━━━━━ Supplied material ━━━━━

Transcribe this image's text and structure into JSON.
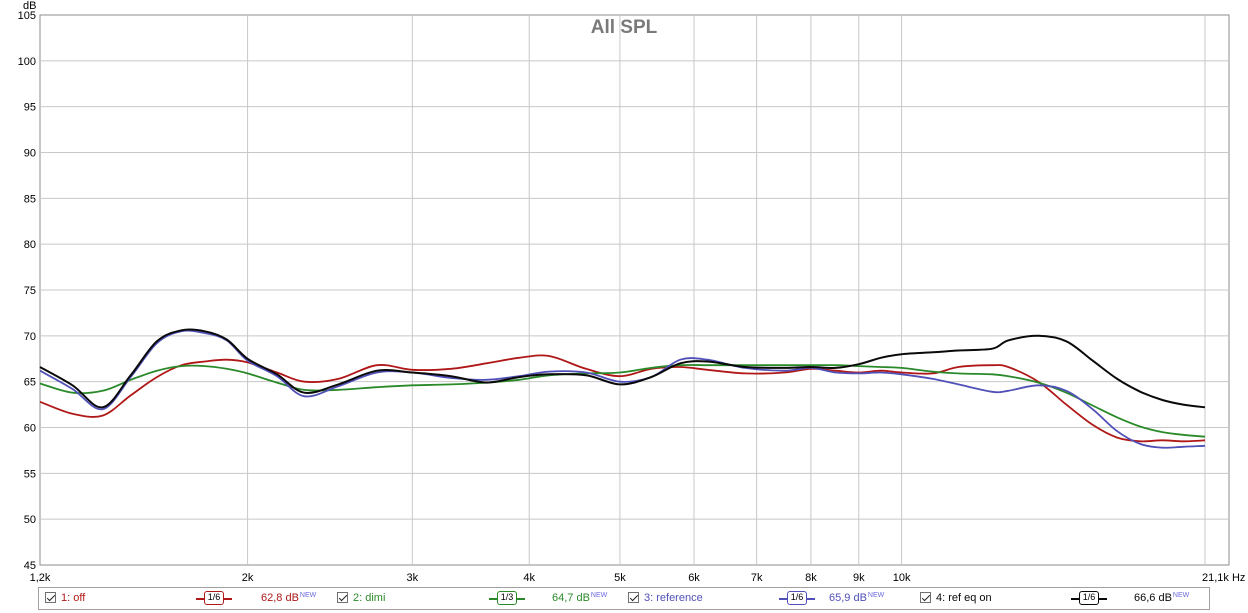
{
  "chart_data": {
    "type": "line",
    "title": "All SPL",
    "ylabel": "dB",
    "xlabel": "Hz",
    "x_scale": "log",
    "xlim": [
      1200,
      21100
    ],
    "ylim": [
      45,
      105
    ],
    "yticks": [
      45,
      50,
      55,
      60,
      65,
      70,
      75,
      80,
      85,
      90,
      95,
      100,
      105
    ],
    "xticks": [
      {
        "value": 1200,
        "label": "1,2k"
      },
      {
        "value": 2000,
        "label": "2k"
      },
      {
        "value": 3000,
        "label": "3k"
      },
      {
        "value": 4000,
        "label": "4k"
      },
      {
        "value": 5000,
        "label": "5k"
      },
      {
        "value": 6000,
        "label": "6k"
      },
      {
        "value": 7000,
        "label": "7k"
      },
      {
        "value": 8000,
        "label": "8k"
      },
      {
        "value": 9000,
        "label": "9k"
      },
      {
        "value": 10000,
        "label": "10k"
      },
      {
        "value": 21100,
        "label": "21,1k Hz"
      }
    ],
    "grid": true,
    "series": [
      {
        "name": "1: off",
        "color": "#b01818",
        "x": [
          1200,
          1300,
          1400,
          1500,
          1600,
          1700,
          1800,
          1900,
          2000,
          2150,
          2300,
          2500,
          2750,
          3000,
          3300,
          3600,
          3900,
          4200,
          4600,
          5000,
          5400,
          5800,
          6200,
          6800,
          7500,
          8000,
          8500,
          9000,
          9500,
          10000,
          10800,
          11500,
          12500,
          13000,
          14000,
          15000,
          16000,
          17000,
          18000,
          19000,
          20000,
          21100
        ],
        "y": [
          62.8,
          61.5,
          61.3,
          63.5,
          65.5,
          66.8,
          67.2,
          67.4,
          67.1,
          66.0,
          65.0,
          65.3,
          66.8,
          66.3,
          66.4,
          67.0,
          67.6,
          67.8,
          66.4,
          65.6,
          66.4,
          66.6,
          66.3,
          65.9,
          66.0,
          66.4,
          66.2,
          66.0,
          66.2,
          66.0,
          65.9,
          66.6,
          66.8,
          66.6,
          65.0,
          62.5,
          60.3,
          58.9,
          58.5,
          58.6,
          58.5,
          58.6
        ]
      },
      {
        "name": "2: dimi",
        "color": "#2a8a2a",
        "x": [
          1200,
          1300,
          1400,
          1500,
          1600,
          1700,
          1800,
          1900,
          2000,
          2150,
          2300,
          2500,
          2750,
          3000,
          3300,
          3600,
          3900,
          4200,
          4600,
          5000,
          5400,
          5800,
          6200,
          6800,
          7500,
          8000,
          8500,
          9000,
          9500,
          10000,
          10800,
          11500,
          12500,
          13000,
          14000,
          15000,
          16000,
          17000,
          18000,
          19000,
          20000,
          21100
        ],
        "y": [
          64.8,
          63.8,
          64.0,
          65.2,
          66.2,
          66.7,
          66.7,
          66.4,
          65.9,
          64.9,
          64.1,
          64.1,
          64.4,
          64.6,
          64.7,
          64.9,
          65.2,
          65.7,
          65.9,
          66.0,
          66.5,
          66.8,
          66.8,
          66.8,
          66.8,
          66.8,
          66.8,
          66.7,
          66.6,
          66.5,
          66.1,
          65.9,
          65.8,
          65.6,
          64.9,
          63.8,
          62.4,
          61.1,
          60.1,
          59.5,
          59.2,
          59.0
        ]
      },
      {
        "name": "3: reference",
        "color": "#5050b8",
        "x": [
          1200,
          1300,
          1400,
          1500,
          1600,
          1700,
          1800,
          1900,
          2000,
          2150,
          2300,
          2500,
          2750,
          3000,
          3300,
          3600,
          3900,
          4200,
          4600,
          5000,
          5400,
          5800,
          6200,
          6800,
          7500,
          8000,
          8500,
          9000,
          9500,
          10000,
          10800,
          11500,
          12500,
          13000,
          14000,
          15000,
          16000,
          17000,
          18000,
          19000,
          20000,
          21100
        ],
        "y": [
          66.2,
          64.2,
          62.0,
          65.5,
          69.2,
          70.5,
          70.3,
          69.5,
          67.3,
          65.6,
          63.4,
          64.5,
          66.0,
          66.0,
          65.4,
          65.2,
          65.6,
          66.1,
          66.0,
          65.0,
          65.5,
          67.4,
          67.4,
          66.5,
          66.2,
          66.5,
          66.0,
          65.9,
          66.0,
          65.8,
          65.3,
          64.7,
          63.9,
          64.0,
          64.6,
          64.0,
          62.0,
          59.6,
          58.2,
          57.8,
          57.9,
          58.0
        ]
      },
      {
        "name": "4: ref eq on",
        "color": "#0a0a0a",
        "x": [
          1200,
          1300,
          1400,
          1500,
          1600,
          1700,
          1800,
          1900,
          2000,
          2150,
          2300,
          2500,
          2750,
          3000,
          3300,
          3600,
          3900,
          4200,
          4600,
          5000,
          5400,
          5800,
          6200,
          6800,
          7500,
          8000,
          8500,
          9000,
          9500,
          10000,
          10800,
          11500,
          12500,
          13000,
          14000,
          15000,
          16000,
          17000,
          18000,
          19000,
          20000,
          21100
        ],
        "y": [
          66.6,
          64.6,
          62.2,
          65.7,
          69.4,
          70.6,
          70.5,
          69.6,
          67.5,
          65.8,
          63.8,
          64.7,
          66.2,
          66.0,
          65.6,
          64.9,
          65.5,
          65.8,
          65.7,
          64.7,
          65.5,
          67.0,
          67.2,
          66.6,
          66.5,
          66.6,
          66.5,
          66.9,
          67.6,
          68.0,
          68.2,
          68.4,
          68.6,
          69.5,
          70.0,
          69.4,
          67.3,
          65.3,
          63.9,
          63.0,
          62.5,
          62.2
        ]
      }
    ]
  },
  "legend": [
    {
      "label": "1: off",
      "smoothing": "1/6",
      "level": "62,8 dB",
      "badge": "NEW",
      "color": "#b01818"
    },
    {
      "label": "2: dimi",
      "smoothing": "1/3",
      "level": "64,7 dB",
      "badge": "NEW",
      "color": "#2a8a2a"
    },
    {
      "label": "3: reference",
      "smoothing": "1/6",
      "level": "65,9 dB",
      "badge": "NEW",
      "color": "#5050b8"
    },
    {
      "label": "4: ref eq on",
      "smoothing": "1/6",
      "level": "66,6 dB",
      "badge": "NEW",
      "color": "#0a0a0a"
    }
  ]
}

━━━━━

§ Exercise details: Pull every line containing the word "value" out of the material and copy it.

§ Full response:
        "value": 1200,
        "value": 2000,
        "value": 3000,
        "value": 4000,
        "value": 5000,
        "value": 6000,
        "value": 7000,
        "value": 8000,
        "value": 9000,
        "value": 10000,
        "value": 21100,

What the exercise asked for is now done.